▸ **Do this**: Every entry below should be transcribed exactly; pictures stay out of the copy.

▸ **Dataset**:
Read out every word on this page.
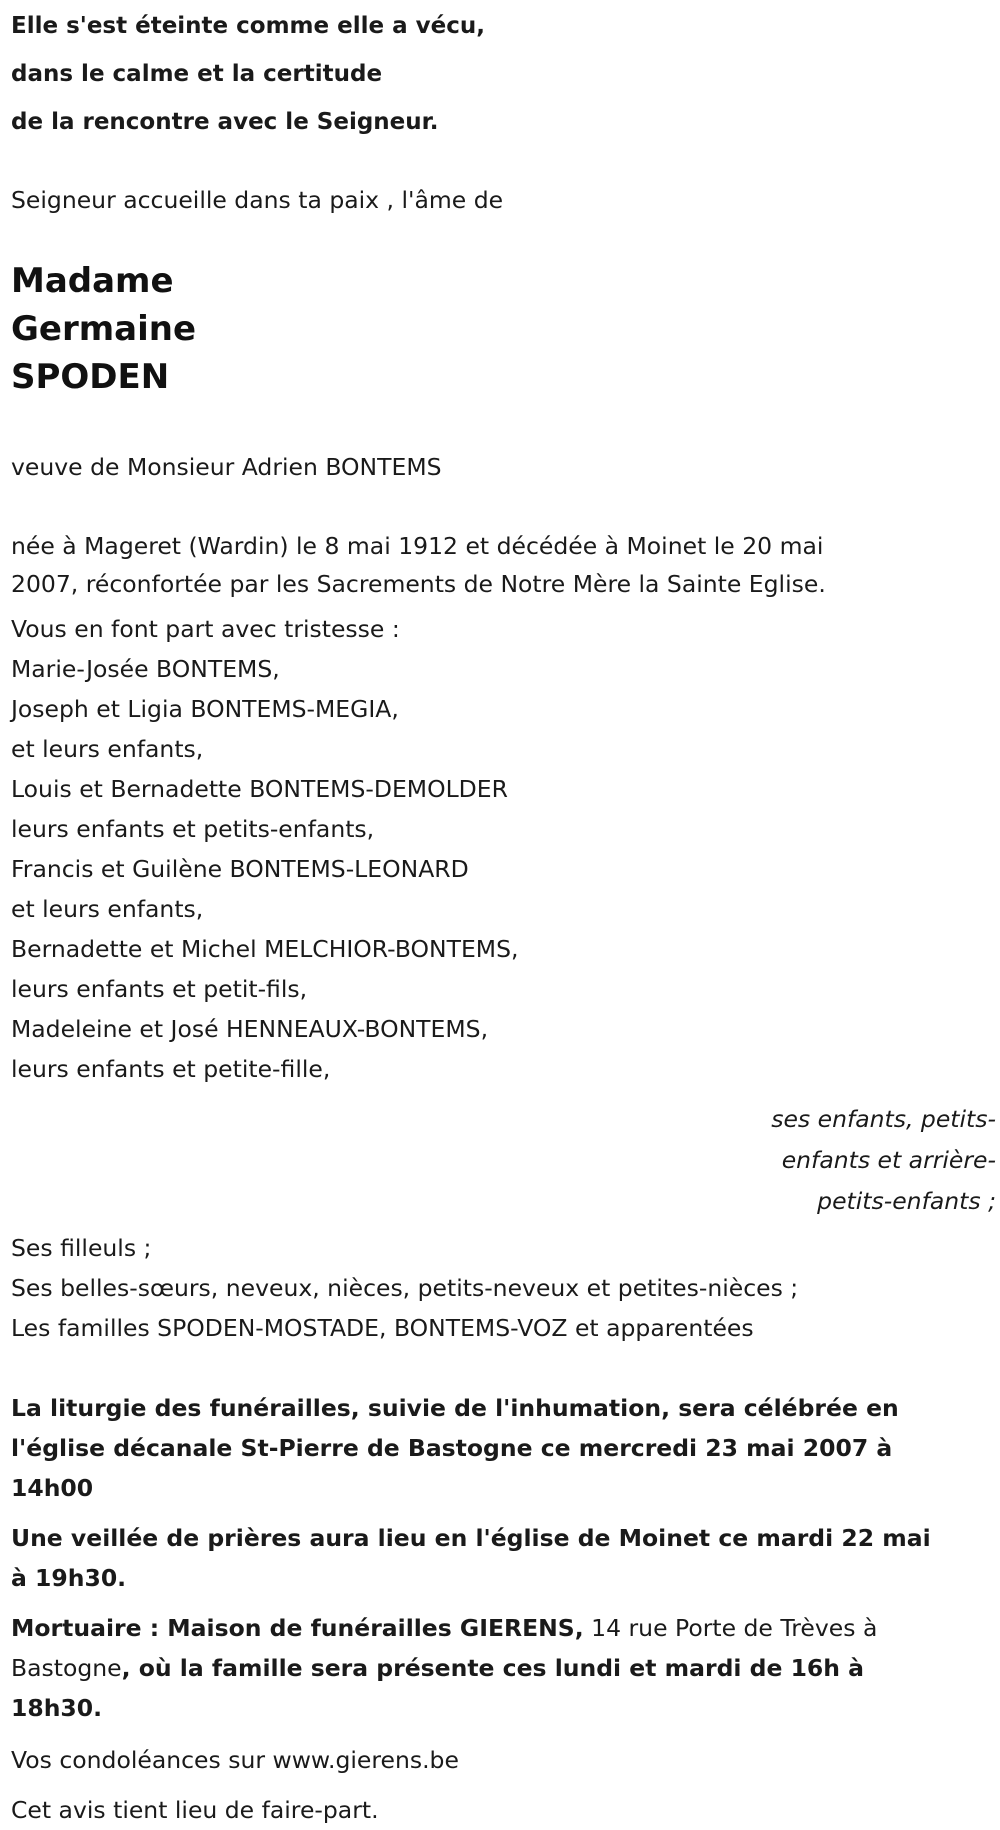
Elle s'est éteinte comme elle a vécu,
dans le calme et la certitude
de la rencontre avec le Seigneur.
Seigneur accueille dans ta paix , l'âme de
Madame
Germaine
SPODEN
veuve de Monsieur Adrien BONTEMS
née à Mageret (Wardin) le 8 mai 1912 et décédée à Moinet le 20 mai
2007, réconfortée par les Sacrements de Notre Mère la Sainte Eglise.
Vous en font part avec tristesse :
Marie-Josée BONTEMS,
Joseph et Ligia BONTEMS-MEGIA,
et leurs enfants,
Louis et Bernadette BONTEMS-DEMOLDER
leurs enfants et petits-enfants,
Francis et Guilène BONTEMS-LEONARD
et leurs enfants,
Bernadette et Michel MELCHIOR-BONTEMS,
leurs enfants et petit-fils,
Madeleine et José HENNEAUX-BONTEMS,
leurs enfants et petite-fille,
ses enfants, petits-
enfants et arrière-
petits-enfants ;
Ses filleuls ;
Ses belles-sœurs, neveux, nièces, petits-neveux et petites-nièces ;
Les familles SPODEN-MOSTADE, BONTEMS-VOZ et apparentées
La liturgie des funérailles, suivie de l'inhumation, sera célébrée en
l'église décanale St-Pierre de Bastogne ce mercredi 23 mai 2007 à
14h00
Une veillée de prières aura lieu en l'église de Moinet ce mardi 22 mai
à 19h30.
Mortuaire : Maison de funérailles GIERENS, 14 rue Porte de Trèves à
Bastogne, où la famille sera présente ces lundi et mardi de 16h à
18h30.
Vos condoléances sur www.gierens.be
Cet avis tient lieu de faire-part.
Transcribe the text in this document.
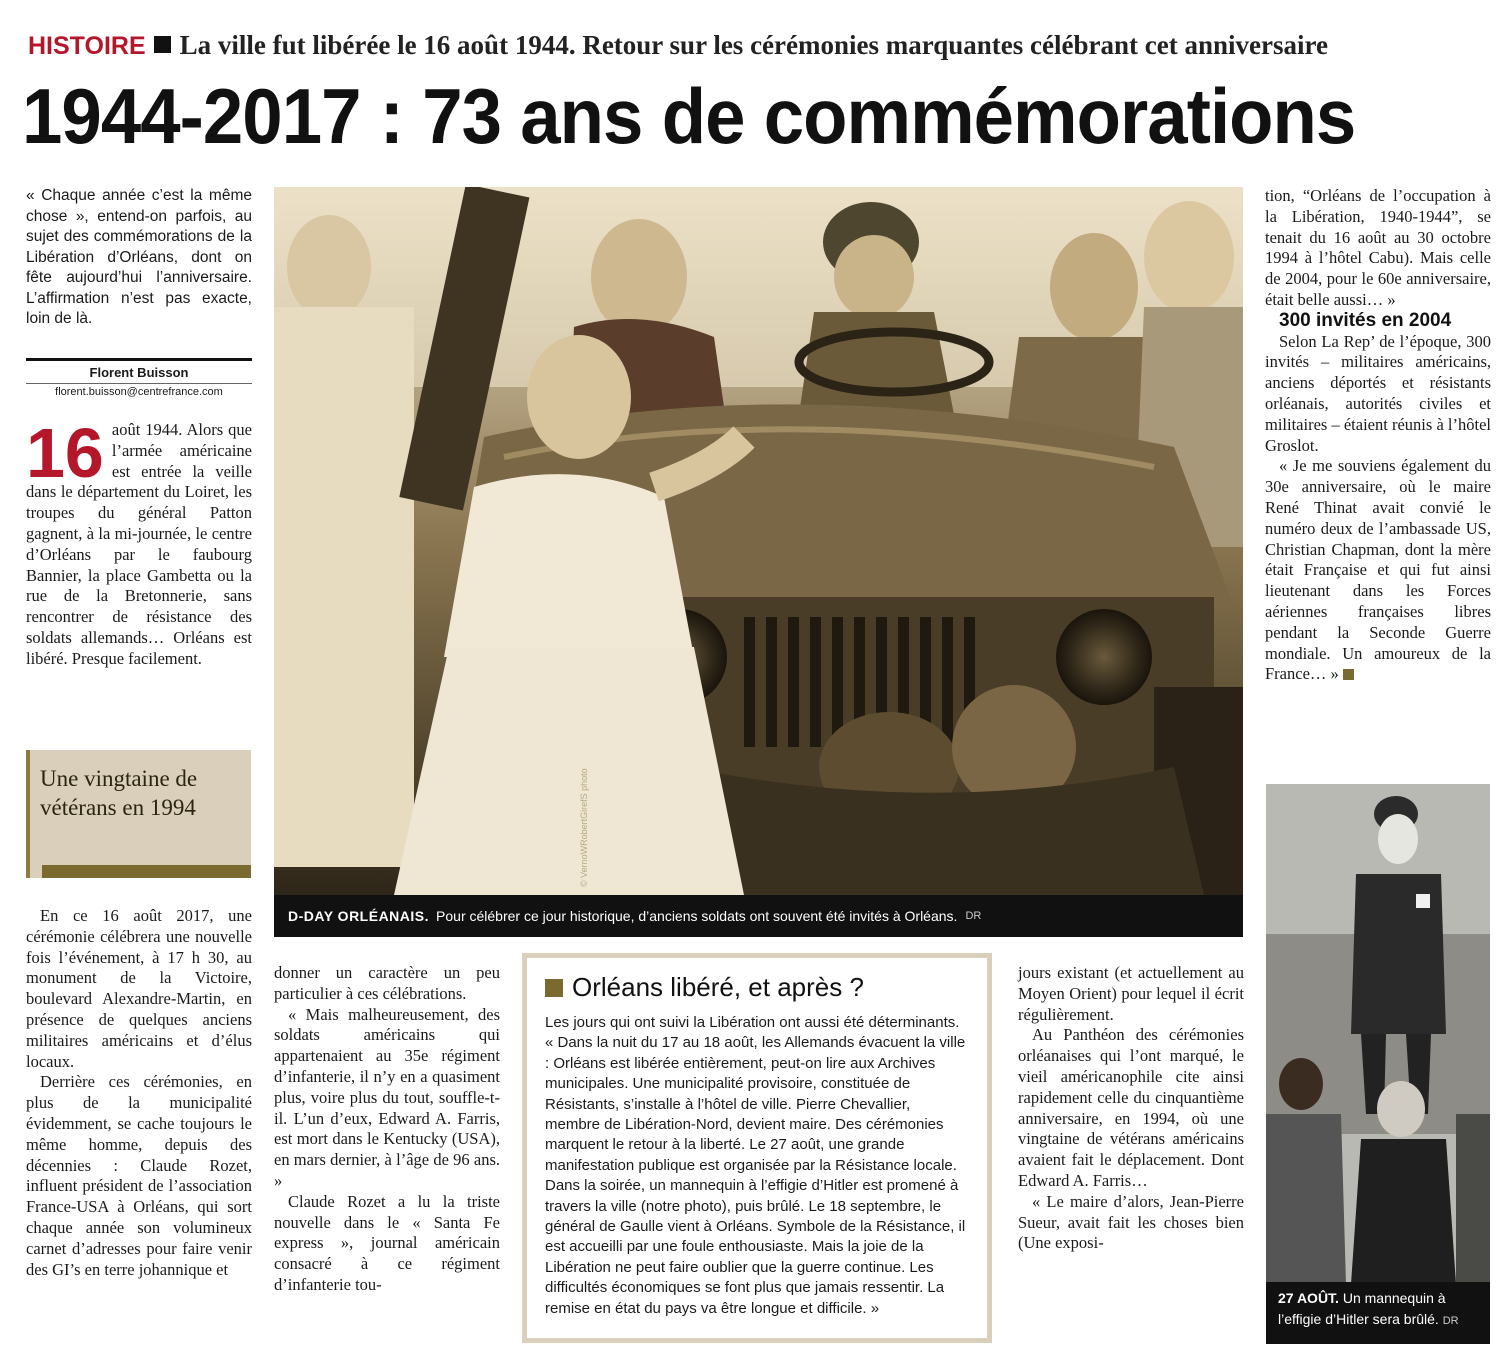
HISTOIRE La ville fut libérée le 16 août 1944. Retour sur les cérémonies marquantes célébrant cet anniversaire
1944-2017 : 73 ans de commémorations
« Chaque année c’est la même chose », entend-on parfois, au sujet des commémorations de la Libération d’Orléans, dont on fête aujourd’hui l’anniversaire. L’affirmation n’est pas exacte, loin de là.
Florent Buisson
florent.buisson@centrefrance.com
16 août 1944. Alors que l’armée américaine est entrée la veille dans le département du Loiret, les troupes du général Patton gagnent, à la mi-journée, le centre d’Orléans par le faubourg Bannier, la place Gambetta ou la rue de la Bretonnerie, sans rencontrer de résistance des soldats allemands… Orléans est libéré. Presque facilement.
Une vingtaine de vétérans en 1994

En ce 16 août 2017, une cérémonie célébrera une nouvelle fois l’événement, à 17 h 30, au monument de la Victoire, boulevard Alexandre-Martin, en présence de quelques anciens militaires américains et d’élus locaux.

Derrière ces cérémonies, en plus de la municipalité évidemment, se cache toujours le même homme, depuis des décennies : Claude Rozet, influent président de l’association France-USA à Orléans, qui sort chaque année son volumineux carnet d’adresses pour faire venir des GI’s en terre johannique et

© VernoWRobertGirefS photo
D-DAY ORLÉANAIS. Pour célébrer ce jour historique, d’anciens soldats ont souvent été invités à Orléans. DR

donner un caractère un peu particulier à ces célébrations.

« Mais malheureusement, des soldats américains qui appartenaient au 35e régiment d’infanterie, il n’y en a quasiment plus, voire plus du tout, souffle-t-il. L’un d’eux, Edward A. Farris, est mort dans le Kentucky (USA), en mars dernier, à l’âge de 96 ans. »

Claude Rozet a lu la triste nouvelle dans le « Santa Fe express », journal américain consacré à ce régiment d’infanterie tou-

Orléans libéré, et après ?
Les jours qui ont suivi la Libération ont aussi été déterminants. « Dans la nuit du 17 au 18 août, les Allemands évacuent la ville : Orléans est libérée entièrement, peut-on lire aux Archives municipales. Une municipalité provisoire, constituée de Résistants, s’installe à l’hôtel de ville. Pierre Chevallier, membre de Libération-Nord, devient maire. Des cérémonies marquent le retour à la liberté. Le 27 août, une grande manifestation publique est organisée par la Résistance locale. Dans la soirée, un mannequin à l’effigie d’Hitler est promené à travers la ville (notre photo), puis brûlé. Le 18 septembre, le général de Gaulle vient à Orléans. Symbole de la Résistance, il est accueilli par une foule enthousiaste. Mais la joie de la Libération ne peut faire oublier que la guerre continue. Les difficultés économiques se font plus que jamais ressentir. La remise en état du pays va être longue et difficile. »

jours existant (et actuellement au Moyen Orient) pour lequel il écrit régulièrement.

Au Panthéon des cérémonies orléanaises qui l’ont marqué, le vieil américanophile cite ainsi rapidement celle du cinquantième anniversaire, en 1994, où une vingtaine de vétérans américains avaient fait le déplacement. Dont Edward A. Farris…

« Le maire d’alors, Jean-Pierre Sueur, avait fait les choses bien (Une exposi-

tion, “Orléans de l’occupation à la Libération, 1940-1944”, se tenait du 16 août au 30 octobre 1994 à l’hôtel Cabu). Mais celle de 2004, pour le 60e anniversaire, était belle aussi… »

300 invités en 2004

Selon La Rep’ de l’époque, 300 invités – militaires américains, anciens déportés et résistants orléanais, autorités civiles et militaires – étaient réunis à l’hôtel Groslot.

« Je me souviens également du 30e anniversaire, où le maire René Thinat avait convié le numéro deux de l’ambassade US, Christian Chapman, dont la mère était Française et qui fut ainsi lieutenant dans les Forces aériennes françaises libres pendant la Seconde Guerre mondiale. Un amoureux de la France… »

27 AOÛT. Un mannequin à l’effigie d’Hitler sera brûlé. DR
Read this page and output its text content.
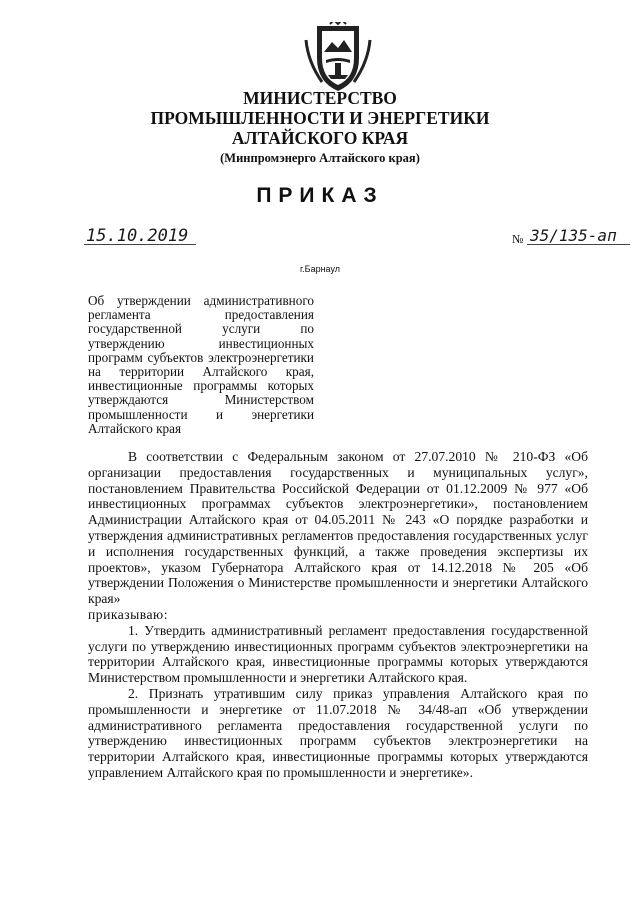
МИНИСТЕРСТВО
ПРОМЫШЛЕННОСТИ И ЭНЕРГЕТИКИ
АЛТАЙСКОГО КРАЯ
(Минпромэнерго Алтайского края)
ПРИКАЗ
15.10.2019	№ 35/135-ап
г.Барнаул
Об утверждении административного регламента предоставления государственной услуги по утверждению инвестиционных программ субъектов электроэнергетики на территории Алтайского края, инвестиционные программы которых утверждаются Министерством промышленности и энергетики Алтайского края

В соответствии с Федеральным законом от 27.07.2010 № 210-ФЗ «Об организации предоставления государственных и муниципальных услуг», постановлением Правительства Российской Федерации от 01.12.2009 № 977 «Об инвестиционных программах субъектов электроэнергетики», постановлением Администрации Алтайского края от 04.05.2011 № 243 «О порядке разработки и утверждения административных регламентов предоставления государственных услуг и исполнения государственных функций, а также проведения экспертизы их проектов», указом Губернатора Алтайского края от 14.12.2018 № 205 «Об утверждении Положения о Министерстве промышленности и энергетики Алтайского края»

приказываю:

1. Утвердить административный регламент предоставления государственной услуги по утверждению инвестиционных программ субъектов электроэнергетики на территории Алтайского края, инвестиционные программы которых утверждаются Министерством промышленности и энергетики Алтайского края.

2. Признать утратившим силу приказ управления Алтайского края по промышленности и энергетике от 11.07.2018 № 34/48-ап «Об утверждении административного регламента предоставления государственной услуги по утверждению инвестиционных программ субъектов электроэнергетики на территории Алтайского края, инвестиционные программы которых утверждаются управлением Алтайского края по промышленности и энергетике».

▸ **Final result**:
Read out every word on this page.
Elle s'est éteinte comme elle a vécu,
dans le calme et la certitude
de la rencontre avec le Seigneur.
Seigneur accueille dans ta paix , l'âme de
Madame
Germaine
SPODEN
veuve de Monsieur Adrien BONTEMS
née à Mageret (Wardin) le 8 mai 1912 et décédée à Moinet le 20 mai
2007, réconfortée par les Sacrements de Notre Mère la Sainte Eglise.
Vous en font part avec tristesse :
Marie-Josée BONTEMS,
Joseph et Ligia BONTEMS-MEGIA,
et leurs enfants,
Louis et Bernadette BONTEMS-DEMOLDER
leurs enfants et petits-enfants,
Francis et Guilène BONTEMS-LEONARD
et leurs enfants,
Bernadette et Michel MELCHIOR-BONTEMS,
leurs enfants et petit-fils,
Madeleine et José HENNEAUX-BONTEMS,
leurs enfants et petite-fille,
ses enfants, petits-
enfants et arrière-
petits-enfants ;
Ses filleuls ;
Ses belles-sœurs, neveux, nièces, petits-neveux et petites-nièces ;
Les familles SPODEN-MOSTADE, BONTEMS-VOZ et apparentées
La liturgie des funérailles, suivie de l'inhumation, sera célébrée en
l'église décanale St-Pierre de Bastogne ce mercredi 23 mai 2007 à
14h00
Une veillée de prières aura lieu en l'église de Moinet ce mardi 22 mai
à 19h30.
Mortuaire : Maison de funérailles GIERENS, 14 rue Porte de Trèves à
Bastogne, où la famille sera présente ces lundi et mardi de 16h à
18h30.
Vos condoléances sur www.gierens.be
Cet avis tient lieu de faire-part.
Transcribe the text in this document.
HISTOIRE La ville fut libérée le 16 août 1944. Retour sur les cérémonies marquantes célébrant cet anniversaire
1944-2017 : 73 ans de commémorations
« Chaque année c’est la même chose », entend-on parfois, au sujet des commémorations de la Libération d’Orléans, dont on fête aujourd’hui l’anniversaire. L’affirmation n’est pas exacte, loin de là.
Florent Buisson
florent.buisson@centrefrance.com
16 août 1944. Alors que l’armée américaine est entrée la veille dans le département du Loiret, les troupes du général Patton gagnent, à la mi-journée, le centre d’Orléans par le faubourg Bannier, la place Gambetta ou la rue de la Bretonnerie, sans rencontrer de résistance des soldats allemands… Orléans est libéré. Presque facilement.
Une vingtaine de vétérans en 1994

En ce 16 août 2017, une cérémonie célébrera une nouvelle fois l’événement, à 17 h 30, au monument de la Victoire, boulevard Alexandre-Martin, en présence de quelques anciens militaires américains et d’élus locaux.

Derrière ces cérémonies, en plus de la municipalité évidemment, se cache toujours le même homme, depuis des décennies : Claude Rozet, influent président de l’association France-USA à Orléans, qui sort chaque année son volumineux carnet d’adresses pour faire venir des GI’s en terre johannique et

© VernoWRobertGirefS photo
D-DAY ORLÉANAIS. Pour célébrer ce jour historique, d’anciens soldats ont souvent été invités à Orléans. DR

donner un caractère un peu particulier à ces célébrations.

« Mais malheureusement, des soldats américains qui appartenaient au 35e régiment d’infanterie, il n’y en a quasiment plus, voire plus du tout, souffle-t-il. L’un d’eux, Edward A. Farris, est mort dans le Kentucky (USA), en mars dernier, à l’âge de 96 ans. »

Claude Rozet a lu la triste nouvelle dans le « Santa Fe express », journal américain consacré à ce régiment d’infanterie tou-

Orléans libéré, et après ?
Les jours qui ont suivi la Libération ont aussi été déterminants. « Dans la nuit du 17 au 18 août, les Allemands évacuent la ville : Orléans est libérée entièrement, peut-on lire aux Archives municipales. Une municipalité provisoire, constituée de Résistants, s’installe à l’hôtel de ville. Pierre Chevallier, membre de Libération-Nord, devient maire. Des cérémonies marquent le retour à la liberté. Le 27 août, une grande manifestation publique est organisée par la Résistance locale. Dans la soirée, un mannequin à l’effigie d’Hitler est promené à travers la ville (notre photo), puis brûlé. Le 18 septembre, le général de Gaulle vient à Orléans. Symbole de la Résistance, il est accueilli par une foule enthousiaste. Mais la joie de la Libération ne peut faire oublier que la guerre continue. Les difficultés économiques se font plus que jamais ressentir. La remise en état du pays va être longue et difficile. »

jours existant (et actuellement au Moyen Orient) pour lequel il écrit régulièrement.

Au Panthéon des cérémonies orléanaises qui l’ont marqué, le vieil américanophile cite ainsi rapidement celle du cinquantième anniversaire, en 1994, où une vingtaine de vétérans américains avaient fait le déplacement. Dont Edward A. Farris…

« Le maire d’alors, Jean-Pierre Sueur, avait fait les choses bien (Une exposi-

tion, “Orléans de l’occupation à la Libération, 1940-1944”, se tenait du 16 août au 30 octobre 1994 à l’hôtel Cabu). Mais celle de 2004, pour le 60e anniversaire, était belle aussi… »

300 invités en 2004

Selon La Rep’ de l’époque, 300 invités – militaires américains, anciens déportés et résistants orléanais, autorités civiles et militaires – étaient réunis à l’hôtel Groslot.

« Je me souviens également du 30e anniversaire, où le maire René Thinat avait convié le numéro deux de l’ambassade US, Christian Chapman, dont la mère était Française et qui fut ainsi lieutenant dans les Forces aériennes françaises libres pendant la Seconde Guerre mondiale. Un amoureux de la France… »

27 AOÛT. Un mannequin à l’effigie d’Hitler sera brûlé. DR
Read this page and output its text content.
МИНИСТЕРСТВО
ПРОМЫШЛЕННОСТИ И ЭНЕРГЕТИКИ
АЛТАЙСКОГО КРАЯ
(Минпромэнерго Алтайского края)
ПРИКАЗ
15.10.2019	№ 35/135-ап
г.Барнаул
Об утверждении административного регламента предоставления государственной услуги по утверждению инвестиционных программ субъектов электроэнергетики на территории Алтайского края, инвестиционные программы которых утверждаются Министерством промышленности и энергетики Алтайского края

В соответствии с Федеральным законом от 27.07.2010 № 210-ФЗ «Об организации предоставления государственных и муниципальных услуг», постановлением Правительства Российской Федерации от 01.12.2009 № 977 «Об инвестиционных программах субъектов электроэнергетики», постановлением Администрации Алтайского края от 04.05.2011 № 243 «О порядке разработки и утверждения административных регламентов предоставления государственных услуг и исполнения государственных функций, а также проведения экспертизы их проектов», указом Губернатора Алтайского края от 14.12.2018 № 205 «Об утверждении Положения о Министерстве промышленности и энергетики Алтайского края»

приказываю:

1. Утвердить административный регламент предоставления государственной услуги по утверждению инвестиционных программ субъектов электроэнергетики на территории Алтайского края, инвестиционные программы которых утверждаются Министерством промышленности и энергетики Алтайского края.

2. Признать утратившим силу приказ управления Алтайского края по промышленности и энергетике от 11.07.2018 № 34/48-ап «Об утверждении административного регламента предоставления государственной услуги по утверждению инвестиционных программ субъектов электроэнергетики на территории Алтайского края, инвестиционные программы которых утверждаются управлением Алтайского края по промышленности и энергетике».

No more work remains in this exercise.